··· Information supplied

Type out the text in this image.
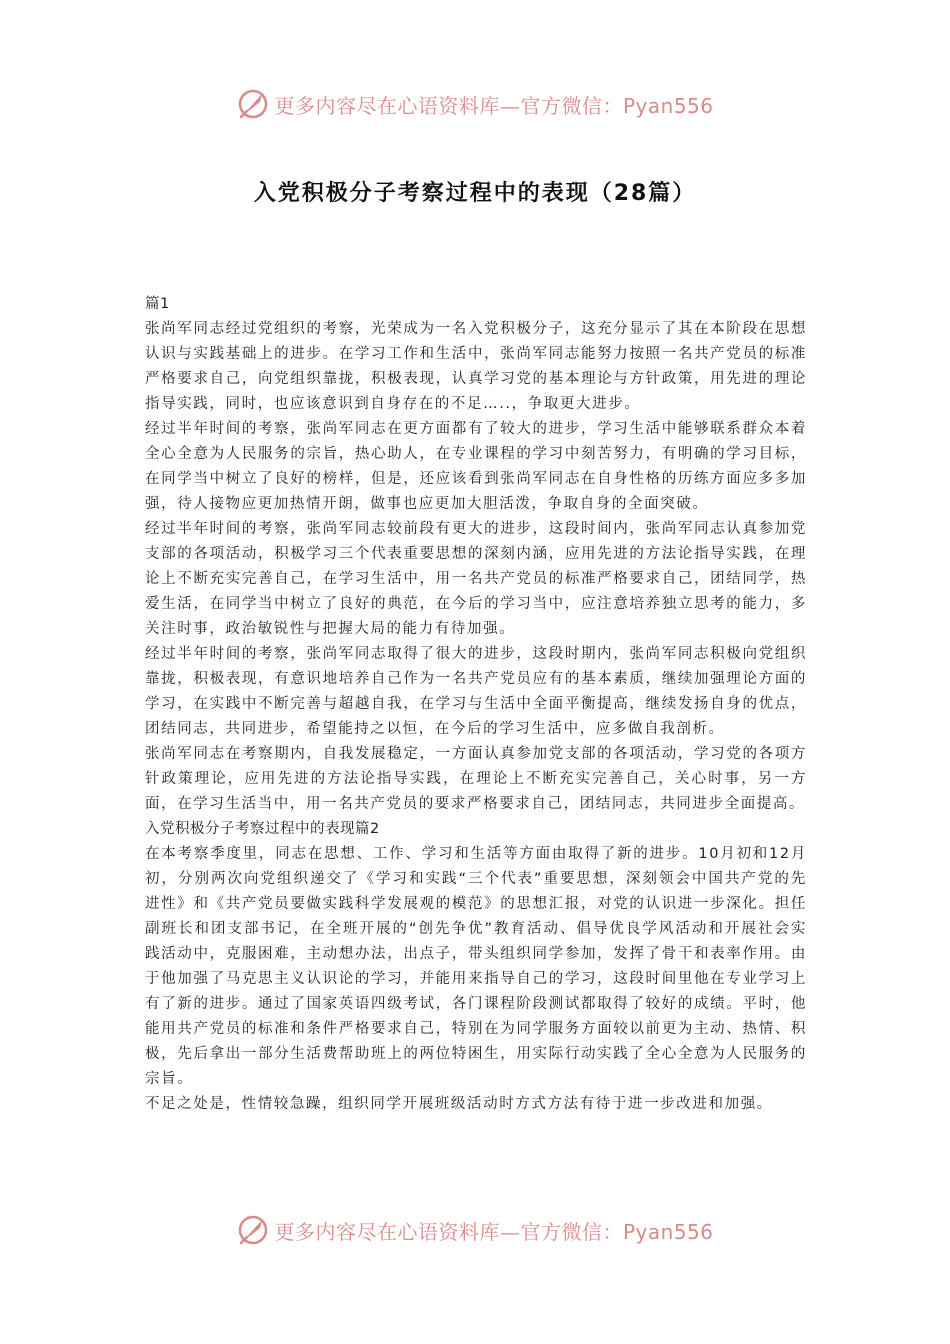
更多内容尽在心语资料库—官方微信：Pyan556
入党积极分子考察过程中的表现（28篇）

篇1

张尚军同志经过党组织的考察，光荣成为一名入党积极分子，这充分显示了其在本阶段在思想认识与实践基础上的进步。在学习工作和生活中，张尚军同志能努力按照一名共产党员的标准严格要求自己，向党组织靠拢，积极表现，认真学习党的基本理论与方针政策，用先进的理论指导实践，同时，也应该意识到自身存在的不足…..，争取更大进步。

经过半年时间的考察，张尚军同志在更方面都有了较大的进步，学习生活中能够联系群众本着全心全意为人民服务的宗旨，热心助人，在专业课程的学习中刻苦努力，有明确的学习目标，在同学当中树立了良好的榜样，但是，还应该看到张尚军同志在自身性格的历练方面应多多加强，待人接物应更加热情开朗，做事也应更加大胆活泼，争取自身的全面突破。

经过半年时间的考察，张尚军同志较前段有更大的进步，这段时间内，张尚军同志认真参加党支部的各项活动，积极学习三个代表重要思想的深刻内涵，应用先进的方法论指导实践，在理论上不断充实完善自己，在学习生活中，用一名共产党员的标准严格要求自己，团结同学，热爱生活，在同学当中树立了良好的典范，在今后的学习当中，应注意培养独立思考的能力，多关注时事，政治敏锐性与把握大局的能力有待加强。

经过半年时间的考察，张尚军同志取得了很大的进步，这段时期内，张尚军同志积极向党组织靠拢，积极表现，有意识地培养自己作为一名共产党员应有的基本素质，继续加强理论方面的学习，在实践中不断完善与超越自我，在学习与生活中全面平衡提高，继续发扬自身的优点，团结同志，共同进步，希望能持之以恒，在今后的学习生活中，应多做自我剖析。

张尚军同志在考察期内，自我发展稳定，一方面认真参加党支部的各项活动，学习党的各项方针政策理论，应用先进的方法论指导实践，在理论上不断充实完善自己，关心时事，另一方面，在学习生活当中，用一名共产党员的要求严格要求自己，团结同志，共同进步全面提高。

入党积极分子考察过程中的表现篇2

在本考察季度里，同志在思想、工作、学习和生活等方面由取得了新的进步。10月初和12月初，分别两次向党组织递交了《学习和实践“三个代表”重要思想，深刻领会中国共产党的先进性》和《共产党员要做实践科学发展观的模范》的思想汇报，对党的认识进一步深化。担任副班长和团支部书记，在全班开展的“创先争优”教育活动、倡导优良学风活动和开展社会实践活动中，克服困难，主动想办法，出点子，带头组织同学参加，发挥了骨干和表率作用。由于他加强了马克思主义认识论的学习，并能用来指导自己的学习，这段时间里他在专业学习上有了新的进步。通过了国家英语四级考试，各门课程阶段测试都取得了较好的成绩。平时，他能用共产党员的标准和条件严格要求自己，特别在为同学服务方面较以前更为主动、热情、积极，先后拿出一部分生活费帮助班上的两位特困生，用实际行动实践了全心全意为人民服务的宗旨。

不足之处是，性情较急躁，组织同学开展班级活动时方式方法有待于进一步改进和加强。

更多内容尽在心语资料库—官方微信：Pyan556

······

Brief. Every record above should be transcribed exactly; the pictures stay out of the copy.

Written response.
Type out the text in this image.
更多内容尽在心语资料库—官方微信：Pyan556
入党积极分子考察过程中的表现（28篇）

篇1

张尚军同志经过党组织的考察，光荣成为一名入党积极分子，这充分显示了其在本阶段在思想认识与实践基础上的进步。在学习工作和生活中，张尚军同志能努力按照一名共产党员的标准严格要求自己，向党组织靠拢，积极表现，认真学习党的基本理论与方针政策，用先进的理论指导实践，同时，也应该意识到自身存在的不足…..，争取更大进步。

经过半年时间的考察，张尚军同志在更方面都有了较大的进步，学习生活中能够联系群众本着全心全意为人民服务的宗旨，热心助人，在专业课程的学习中刻苦努力，有明确的学习目标，在同学当中树立了良好的榜样，但是，还应该看到张尚军同志在自身性格的历练方面应多多加强，待人接物应更加热情开朗，做事也应更加大胆活泼，争取自身的全面突破。

经过半年时间的考察，张尚军同志较前段有更大的进步，这段时间内，张尚军同志认真参加党支部的各项活动，积极学习三个代表重要思想的深刻内涵，应用先进的方法论指导实践，在理论上不断充实完善自己，在学习生活中，用一名共产党员的标准严格要求自己，团结同学，热爱生活，在同学当中树立了良好的典范，在今后的学习当中，应注意培养独立思考的能力，多关注时事，政治敏锐性与把握大局的能力有待加强。

经过半年时间的考察，张尚军同志取得了很大的进步，这段时期内，张尚军同志积极向党组织靠拢，积极表现，有意识地培养自己作为一名共产党员应有的基本素质，继续加强理论方面的学习，在实践中不断完善与超越自我，在学习与生活中全面平衡提高，继续发扬自身的优点，团结同志，共同进步，希望能持之以恒，在今后的学习生活中，应多做自我剖析。

张尚军同志在考察期内，自我发展稳定，一方面认真参加党支部的各项活动，学习党的各项方针政策理论，应用先进的方法论指导实践，在理论上不断充实完善自己，关心时事，另一方面，在学习生活当中，用一名共产党员的要求严格要求自己，团结同志，共同进步全面提高。

入党积极分子考察过程中的表现篇2

在本考察季度里，同志在思想、工作、学习和生活等方面由取得了新的进步。10月初和12月初，分别两次向党组织递交了《学习和实践“三个代表”重要思想，深刻领会中国共产党的先进性》和《共产党员要做实践科学发展观的模范》的思想汇报，对党的认识进一步深化。担任副班长和团支部书记，在全班开展的“创先争优”教育活动、倡导优良学风活动和开展社会实践活动中，克服困难，主动想办法，出点子，带头组织同学参加，发挥了骨干和表率作用。由于他加强了马克思主义认识论的学习，并能用来指导自己的学习，这段时间里他在专业学习上有了新的进步。通过了国家英语四级考试，各门课程阶段测试都取得了较好的成绩。平时，他能用共产党员的标准和条件严格要求自己，特别在为同学服务方面较以前更为主动、热情、积极，先后拿出一部分生活费帮助班上的两位特困生，用实际行动实践了全心全意为人民服务的宗旨。

不足之处是，性情较急躁，组织同学开展班级活动时方式方法有待于进一步改进和加强。

更多内容尽在心语资料库—官方微信：Pyan556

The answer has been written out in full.